- Given task: Extract each line from the entries below that has the string "momentum" in it.

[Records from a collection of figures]
****
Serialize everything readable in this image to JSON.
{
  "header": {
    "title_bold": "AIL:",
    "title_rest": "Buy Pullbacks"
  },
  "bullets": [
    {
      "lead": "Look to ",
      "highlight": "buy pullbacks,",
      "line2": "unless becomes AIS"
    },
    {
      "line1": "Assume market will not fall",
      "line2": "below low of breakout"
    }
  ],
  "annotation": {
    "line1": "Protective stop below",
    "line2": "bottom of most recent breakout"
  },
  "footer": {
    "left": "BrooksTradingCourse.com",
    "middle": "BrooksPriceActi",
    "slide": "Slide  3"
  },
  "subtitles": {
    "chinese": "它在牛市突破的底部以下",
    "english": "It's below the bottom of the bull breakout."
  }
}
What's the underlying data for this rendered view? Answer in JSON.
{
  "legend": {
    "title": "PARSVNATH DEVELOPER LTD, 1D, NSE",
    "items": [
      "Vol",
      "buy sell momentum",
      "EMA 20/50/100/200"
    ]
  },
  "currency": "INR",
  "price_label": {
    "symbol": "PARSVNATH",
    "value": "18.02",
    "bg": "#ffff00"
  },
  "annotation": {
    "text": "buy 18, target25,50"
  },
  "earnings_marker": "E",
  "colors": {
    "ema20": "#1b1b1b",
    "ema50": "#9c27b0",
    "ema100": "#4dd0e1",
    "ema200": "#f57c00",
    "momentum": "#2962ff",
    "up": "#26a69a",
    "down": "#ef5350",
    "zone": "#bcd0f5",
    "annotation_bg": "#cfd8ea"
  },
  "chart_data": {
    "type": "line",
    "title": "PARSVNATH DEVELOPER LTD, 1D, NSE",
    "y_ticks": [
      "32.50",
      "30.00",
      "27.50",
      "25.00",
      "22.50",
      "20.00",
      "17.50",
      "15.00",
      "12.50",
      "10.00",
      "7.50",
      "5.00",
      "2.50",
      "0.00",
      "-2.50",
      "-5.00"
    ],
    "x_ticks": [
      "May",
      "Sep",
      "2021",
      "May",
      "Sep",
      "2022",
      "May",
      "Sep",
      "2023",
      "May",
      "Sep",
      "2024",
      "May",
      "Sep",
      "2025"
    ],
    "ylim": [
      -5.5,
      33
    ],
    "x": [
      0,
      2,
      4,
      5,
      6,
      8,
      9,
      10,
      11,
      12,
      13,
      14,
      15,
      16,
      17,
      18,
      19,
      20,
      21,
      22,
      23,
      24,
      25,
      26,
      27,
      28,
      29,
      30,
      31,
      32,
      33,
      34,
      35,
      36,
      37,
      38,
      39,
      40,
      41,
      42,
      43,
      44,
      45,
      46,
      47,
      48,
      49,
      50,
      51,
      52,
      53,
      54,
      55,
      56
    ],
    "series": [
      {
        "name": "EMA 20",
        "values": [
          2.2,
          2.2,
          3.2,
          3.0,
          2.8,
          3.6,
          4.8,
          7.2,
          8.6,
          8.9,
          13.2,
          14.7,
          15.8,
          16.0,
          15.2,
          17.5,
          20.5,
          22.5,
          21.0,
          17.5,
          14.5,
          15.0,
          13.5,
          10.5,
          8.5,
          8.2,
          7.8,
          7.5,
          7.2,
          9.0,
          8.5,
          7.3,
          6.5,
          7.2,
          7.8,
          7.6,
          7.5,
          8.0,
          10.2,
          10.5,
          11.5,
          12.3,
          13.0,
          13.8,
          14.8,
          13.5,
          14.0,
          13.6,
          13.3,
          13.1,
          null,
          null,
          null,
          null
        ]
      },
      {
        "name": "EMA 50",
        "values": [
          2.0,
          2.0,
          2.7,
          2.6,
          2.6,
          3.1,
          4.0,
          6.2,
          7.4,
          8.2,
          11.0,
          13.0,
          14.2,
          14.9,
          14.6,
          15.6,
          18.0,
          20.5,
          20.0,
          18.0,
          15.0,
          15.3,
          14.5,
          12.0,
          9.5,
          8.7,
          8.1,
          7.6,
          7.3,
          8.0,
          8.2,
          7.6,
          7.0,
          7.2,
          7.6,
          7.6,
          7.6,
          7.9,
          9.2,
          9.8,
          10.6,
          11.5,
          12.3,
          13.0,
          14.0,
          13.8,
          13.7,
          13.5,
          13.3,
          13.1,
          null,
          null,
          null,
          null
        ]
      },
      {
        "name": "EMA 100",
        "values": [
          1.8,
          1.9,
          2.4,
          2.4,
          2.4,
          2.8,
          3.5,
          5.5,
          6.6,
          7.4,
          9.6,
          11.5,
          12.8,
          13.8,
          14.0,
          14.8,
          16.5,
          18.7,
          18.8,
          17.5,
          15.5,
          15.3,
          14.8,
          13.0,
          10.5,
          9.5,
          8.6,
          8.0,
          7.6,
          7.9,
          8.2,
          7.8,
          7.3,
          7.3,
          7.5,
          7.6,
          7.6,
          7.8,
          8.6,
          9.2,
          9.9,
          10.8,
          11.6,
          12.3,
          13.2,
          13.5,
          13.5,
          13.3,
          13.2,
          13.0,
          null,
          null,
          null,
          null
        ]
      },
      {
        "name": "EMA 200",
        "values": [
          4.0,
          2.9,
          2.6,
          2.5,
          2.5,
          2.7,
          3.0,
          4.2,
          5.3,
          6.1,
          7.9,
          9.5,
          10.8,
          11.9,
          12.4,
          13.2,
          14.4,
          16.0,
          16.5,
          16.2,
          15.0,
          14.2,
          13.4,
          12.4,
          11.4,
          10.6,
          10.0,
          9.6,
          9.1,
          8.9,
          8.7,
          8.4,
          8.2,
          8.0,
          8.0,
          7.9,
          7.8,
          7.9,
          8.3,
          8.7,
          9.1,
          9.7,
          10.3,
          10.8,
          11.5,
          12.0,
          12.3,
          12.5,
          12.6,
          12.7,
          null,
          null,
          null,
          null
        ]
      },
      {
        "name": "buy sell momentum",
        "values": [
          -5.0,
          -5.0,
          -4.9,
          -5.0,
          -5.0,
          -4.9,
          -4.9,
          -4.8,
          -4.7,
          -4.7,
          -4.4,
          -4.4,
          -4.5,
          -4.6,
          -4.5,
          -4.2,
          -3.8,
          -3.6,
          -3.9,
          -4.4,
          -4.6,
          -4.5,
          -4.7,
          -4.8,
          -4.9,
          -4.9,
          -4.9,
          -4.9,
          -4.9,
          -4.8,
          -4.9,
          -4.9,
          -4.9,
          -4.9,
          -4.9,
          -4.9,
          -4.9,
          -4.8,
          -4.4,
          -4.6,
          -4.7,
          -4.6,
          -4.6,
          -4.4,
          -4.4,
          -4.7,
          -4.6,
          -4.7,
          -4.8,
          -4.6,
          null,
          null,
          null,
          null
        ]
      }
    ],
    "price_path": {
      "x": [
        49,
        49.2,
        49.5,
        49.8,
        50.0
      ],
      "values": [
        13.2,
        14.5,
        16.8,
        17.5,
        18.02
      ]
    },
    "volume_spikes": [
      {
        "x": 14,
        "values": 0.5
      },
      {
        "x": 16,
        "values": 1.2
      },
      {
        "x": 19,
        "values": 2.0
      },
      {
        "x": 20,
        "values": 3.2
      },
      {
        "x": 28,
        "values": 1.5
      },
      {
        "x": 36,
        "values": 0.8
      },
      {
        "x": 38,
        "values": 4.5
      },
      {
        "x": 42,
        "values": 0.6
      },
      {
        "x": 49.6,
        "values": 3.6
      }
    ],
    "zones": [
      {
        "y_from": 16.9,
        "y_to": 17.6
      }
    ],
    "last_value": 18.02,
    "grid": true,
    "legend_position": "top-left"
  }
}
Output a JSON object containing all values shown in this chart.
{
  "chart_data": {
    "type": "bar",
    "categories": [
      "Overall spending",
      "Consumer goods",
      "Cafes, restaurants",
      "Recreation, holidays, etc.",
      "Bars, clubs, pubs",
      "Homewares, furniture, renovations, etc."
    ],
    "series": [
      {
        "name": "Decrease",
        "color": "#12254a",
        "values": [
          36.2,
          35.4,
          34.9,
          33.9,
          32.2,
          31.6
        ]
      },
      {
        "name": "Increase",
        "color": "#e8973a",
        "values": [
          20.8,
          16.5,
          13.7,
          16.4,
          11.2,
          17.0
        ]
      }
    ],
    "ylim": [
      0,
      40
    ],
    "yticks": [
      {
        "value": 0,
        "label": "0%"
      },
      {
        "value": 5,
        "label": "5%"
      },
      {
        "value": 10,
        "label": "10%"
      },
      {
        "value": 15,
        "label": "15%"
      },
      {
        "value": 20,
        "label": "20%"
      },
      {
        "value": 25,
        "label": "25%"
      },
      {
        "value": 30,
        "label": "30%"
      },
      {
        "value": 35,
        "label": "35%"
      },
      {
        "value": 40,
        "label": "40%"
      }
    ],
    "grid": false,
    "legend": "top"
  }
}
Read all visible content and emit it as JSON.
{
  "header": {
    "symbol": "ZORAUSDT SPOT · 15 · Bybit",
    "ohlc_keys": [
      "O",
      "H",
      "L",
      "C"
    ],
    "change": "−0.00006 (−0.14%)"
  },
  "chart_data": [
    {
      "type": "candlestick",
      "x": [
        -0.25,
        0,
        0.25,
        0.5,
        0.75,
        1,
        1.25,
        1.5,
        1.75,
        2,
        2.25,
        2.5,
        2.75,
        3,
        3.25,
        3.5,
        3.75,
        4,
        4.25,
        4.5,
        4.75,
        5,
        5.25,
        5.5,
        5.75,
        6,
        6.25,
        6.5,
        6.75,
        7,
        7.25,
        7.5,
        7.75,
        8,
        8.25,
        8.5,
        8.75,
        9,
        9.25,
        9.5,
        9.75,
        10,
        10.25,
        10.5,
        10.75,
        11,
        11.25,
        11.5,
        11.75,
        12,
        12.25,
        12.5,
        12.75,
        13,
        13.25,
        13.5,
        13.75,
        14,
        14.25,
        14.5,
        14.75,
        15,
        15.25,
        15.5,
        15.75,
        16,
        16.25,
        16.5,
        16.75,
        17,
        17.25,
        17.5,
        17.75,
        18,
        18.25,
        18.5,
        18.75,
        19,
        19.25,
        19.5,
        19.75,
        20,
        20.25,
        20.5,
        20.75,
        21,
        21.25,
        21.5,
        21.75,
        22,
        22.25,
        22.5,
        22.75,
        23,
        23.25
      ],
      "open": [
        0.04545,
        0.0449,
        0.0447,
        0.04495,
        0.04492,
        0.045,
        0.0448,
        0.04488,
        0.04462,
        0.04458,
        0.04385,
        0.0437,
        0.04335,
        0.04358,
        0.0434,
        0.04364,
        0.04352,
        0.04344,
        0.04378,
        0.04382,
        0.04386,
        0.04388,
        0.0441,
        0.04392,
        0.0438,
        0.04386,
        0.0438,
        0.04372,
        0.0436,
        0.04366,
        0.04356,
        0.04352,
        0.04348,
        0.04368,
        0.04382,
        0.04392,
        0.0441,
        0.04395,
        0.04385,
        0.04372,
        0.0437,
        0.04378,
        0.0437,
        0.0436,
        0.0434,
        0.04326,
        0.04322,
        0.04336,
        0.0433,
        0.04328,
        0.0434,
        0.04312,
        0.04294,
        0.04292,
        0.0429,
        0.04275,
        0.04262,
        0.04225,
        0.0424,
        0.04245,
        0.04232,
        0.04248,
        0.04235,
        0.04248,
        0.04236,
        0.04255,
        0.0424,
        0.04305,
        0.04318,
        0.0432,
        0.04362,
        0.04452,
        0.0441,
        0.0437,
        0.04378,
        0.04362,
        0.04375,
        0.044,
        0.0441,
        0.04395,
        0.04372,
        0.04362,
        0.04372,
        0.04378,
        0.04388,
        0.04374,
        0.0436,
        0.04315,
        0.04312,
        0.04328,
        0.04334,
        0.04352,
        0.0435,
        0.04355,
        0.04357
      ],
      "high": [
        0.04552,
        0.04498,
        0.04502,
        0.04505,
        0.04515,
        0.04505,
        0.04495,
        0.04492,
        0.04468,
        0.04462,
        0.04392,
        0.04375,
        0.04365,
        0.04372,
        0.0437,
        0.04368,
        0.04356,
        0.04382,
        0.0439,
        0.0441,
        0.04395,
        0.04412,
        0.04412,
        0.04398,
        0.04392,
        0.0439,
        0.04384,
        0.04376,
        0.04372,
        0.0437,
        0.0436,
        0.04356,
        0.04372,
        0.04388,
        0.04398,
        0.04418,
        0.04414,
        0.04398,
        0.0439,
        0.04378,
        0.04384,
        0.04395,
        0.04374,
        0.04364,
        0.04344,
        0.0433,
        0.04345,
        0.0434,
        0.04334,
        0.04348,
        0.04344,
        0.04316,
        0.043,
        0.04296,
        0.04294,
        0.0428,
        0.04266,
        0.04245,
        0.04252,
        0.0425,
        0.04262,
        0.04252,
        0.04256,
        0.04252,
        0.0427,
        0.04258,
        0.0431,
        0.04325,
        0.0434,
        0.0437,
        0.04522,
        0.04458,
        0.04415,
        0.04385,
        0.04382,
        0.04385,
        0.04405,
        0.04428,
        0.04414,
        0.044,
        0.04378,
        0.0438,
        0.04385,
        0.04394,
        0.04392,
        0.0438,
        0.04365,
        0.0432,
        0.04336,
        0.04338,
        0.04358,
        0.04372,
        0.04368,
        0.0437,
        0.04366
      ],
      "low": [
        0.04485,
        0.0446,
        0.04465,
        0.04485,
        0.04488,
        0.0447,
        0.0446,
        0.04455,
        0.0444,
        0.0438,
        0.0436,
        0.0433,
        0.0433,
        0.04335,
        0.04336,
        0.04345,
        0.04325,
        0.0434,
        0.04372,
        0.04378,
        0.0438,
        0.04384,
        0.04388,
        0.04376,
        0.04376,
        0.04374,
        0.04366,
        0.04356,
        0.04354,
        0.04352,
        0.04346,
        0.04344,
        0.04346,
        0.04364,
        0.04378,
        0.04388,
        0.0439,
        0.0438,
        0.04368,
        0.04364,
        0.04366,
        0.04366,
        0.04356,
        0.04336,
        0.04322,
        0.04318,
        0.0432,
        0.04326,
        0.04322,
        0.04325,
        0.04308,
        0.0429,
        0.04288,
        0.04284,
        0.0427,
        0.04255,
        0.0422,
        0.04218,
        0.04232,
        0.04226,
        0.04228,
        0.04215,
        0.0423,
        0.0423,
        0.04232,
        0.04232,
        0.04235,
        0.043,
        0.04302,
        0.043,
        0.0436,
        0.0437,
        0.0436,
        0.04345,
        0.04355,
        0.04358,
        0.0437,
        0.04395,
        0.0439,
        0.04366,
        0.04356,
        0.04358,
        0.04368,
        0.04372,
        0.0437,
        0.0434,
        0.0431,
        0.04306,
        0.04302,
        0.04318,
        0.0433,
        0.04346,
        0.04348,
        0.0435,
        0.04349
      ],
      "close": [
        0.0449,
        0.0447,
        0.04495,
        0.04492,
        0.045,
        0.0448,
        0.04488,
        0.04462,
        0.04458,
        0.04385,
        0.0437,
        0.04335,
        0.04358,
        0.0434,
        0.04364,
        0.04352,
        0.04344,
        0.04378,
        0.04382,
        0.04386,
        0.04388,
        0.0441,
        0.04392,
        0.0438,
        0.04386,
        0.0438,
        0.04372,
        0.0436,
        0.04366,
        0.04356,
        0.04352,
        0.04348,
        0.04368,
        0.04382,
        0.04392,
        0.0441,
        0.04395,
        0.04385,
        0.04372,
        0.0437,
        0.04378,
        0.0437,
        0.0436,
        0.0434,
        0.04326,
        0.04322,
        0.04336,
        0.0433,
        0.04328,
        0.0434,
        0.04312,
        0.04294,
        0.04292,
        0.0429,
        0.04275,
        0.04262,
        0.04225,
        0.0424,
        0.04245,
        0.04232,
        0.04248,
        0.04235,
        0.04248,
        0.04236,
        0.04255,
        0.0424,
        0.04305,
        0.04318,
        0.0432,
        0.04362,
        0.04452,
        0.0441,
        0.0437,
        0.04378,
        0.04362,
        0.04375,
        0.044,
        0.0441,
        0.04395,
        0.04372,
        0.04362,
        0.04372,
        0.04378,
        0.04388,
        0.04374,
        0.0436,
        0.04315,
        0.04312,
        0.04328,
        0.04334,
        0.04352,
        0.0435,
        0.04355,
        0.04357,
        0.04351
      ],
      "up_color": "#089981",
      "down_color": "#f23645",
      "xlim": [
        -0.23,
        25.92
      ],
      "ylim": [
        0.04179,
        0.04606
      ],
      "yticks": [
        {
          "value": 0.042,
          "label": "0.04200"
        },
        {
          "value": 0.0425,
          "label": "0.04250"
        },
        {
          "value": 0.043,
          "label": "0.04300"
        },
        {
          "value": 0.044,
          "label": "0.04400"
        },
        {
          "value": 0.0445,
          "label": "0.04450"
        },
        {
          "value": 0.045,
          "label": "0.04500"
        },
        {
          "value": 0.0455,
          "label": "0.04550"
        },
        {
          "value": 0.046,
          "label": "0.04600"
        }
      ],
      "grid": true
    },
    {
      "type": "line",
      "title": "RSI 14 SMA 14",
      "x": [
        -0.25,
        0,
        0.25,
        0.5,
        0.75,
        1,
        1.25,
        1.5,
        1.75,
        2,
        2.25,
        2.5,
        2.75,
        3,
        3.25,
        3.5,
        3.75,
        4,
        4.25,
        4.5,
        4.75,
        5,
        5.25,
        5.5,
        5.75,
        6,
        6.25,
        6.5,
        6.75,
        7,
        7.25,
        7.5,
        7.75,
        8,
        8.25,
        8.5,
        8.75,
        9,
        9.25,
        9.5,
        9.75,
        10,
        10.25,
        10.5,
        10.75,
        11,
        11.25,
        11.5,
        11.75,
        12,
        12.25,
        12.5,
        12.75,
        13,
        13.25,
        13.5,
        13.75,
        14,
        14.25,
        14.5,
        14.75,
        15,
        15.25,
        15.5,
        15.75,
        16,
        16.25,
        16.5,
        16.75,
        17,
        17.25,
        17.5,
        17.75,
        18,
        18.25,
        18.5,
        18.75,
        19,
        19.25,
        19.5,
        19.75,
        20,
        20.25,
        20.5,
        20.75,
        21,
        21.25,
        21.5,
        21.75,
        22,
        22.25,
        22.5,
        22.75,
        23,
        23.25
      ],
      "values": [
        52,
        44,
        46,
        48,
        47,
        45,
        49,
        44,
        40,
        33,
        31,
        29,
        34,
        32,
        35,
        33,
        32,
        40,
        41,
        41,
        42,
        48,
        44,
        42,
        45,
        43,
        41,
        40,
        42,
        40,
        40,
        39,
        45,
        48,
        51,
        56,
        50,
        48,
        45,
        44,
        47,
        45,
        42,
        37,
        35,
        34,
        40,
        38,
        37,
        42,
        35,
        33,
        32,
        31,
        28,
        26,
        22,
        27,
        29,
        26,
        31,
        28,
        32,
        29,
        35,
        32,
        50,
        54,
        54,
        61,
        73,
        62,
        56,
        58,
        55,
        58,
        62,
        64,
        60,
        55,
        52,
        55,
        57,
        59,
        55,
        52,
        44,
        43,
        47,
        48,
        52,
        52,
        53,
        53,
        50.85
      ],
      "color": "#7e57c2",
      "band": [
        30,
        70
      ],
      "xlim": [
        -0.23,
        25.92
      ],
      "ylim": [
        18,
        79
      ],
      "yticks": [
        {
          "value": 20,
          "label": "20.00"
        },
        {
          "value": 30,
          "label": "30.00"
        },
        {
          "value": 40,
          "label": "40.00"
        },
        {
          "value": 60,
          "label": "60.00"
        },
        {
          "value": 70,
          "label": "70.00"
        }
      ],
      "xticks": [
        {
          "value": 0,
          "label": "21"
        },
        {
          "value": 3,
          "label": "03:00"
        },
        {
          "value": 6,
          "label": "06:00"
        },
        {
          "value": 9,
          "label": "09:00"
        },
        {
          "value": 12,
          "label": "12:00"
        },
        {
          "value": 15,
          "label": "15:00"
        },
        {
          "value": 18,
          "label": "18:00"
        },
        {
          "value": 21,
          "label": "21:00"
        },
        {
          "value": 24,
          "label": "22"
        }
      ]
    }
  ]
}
****
- Answer to the exercise:
      "buy sell momentum",
    "momentum": "#2962ff",
        "name": "buy sell momentum",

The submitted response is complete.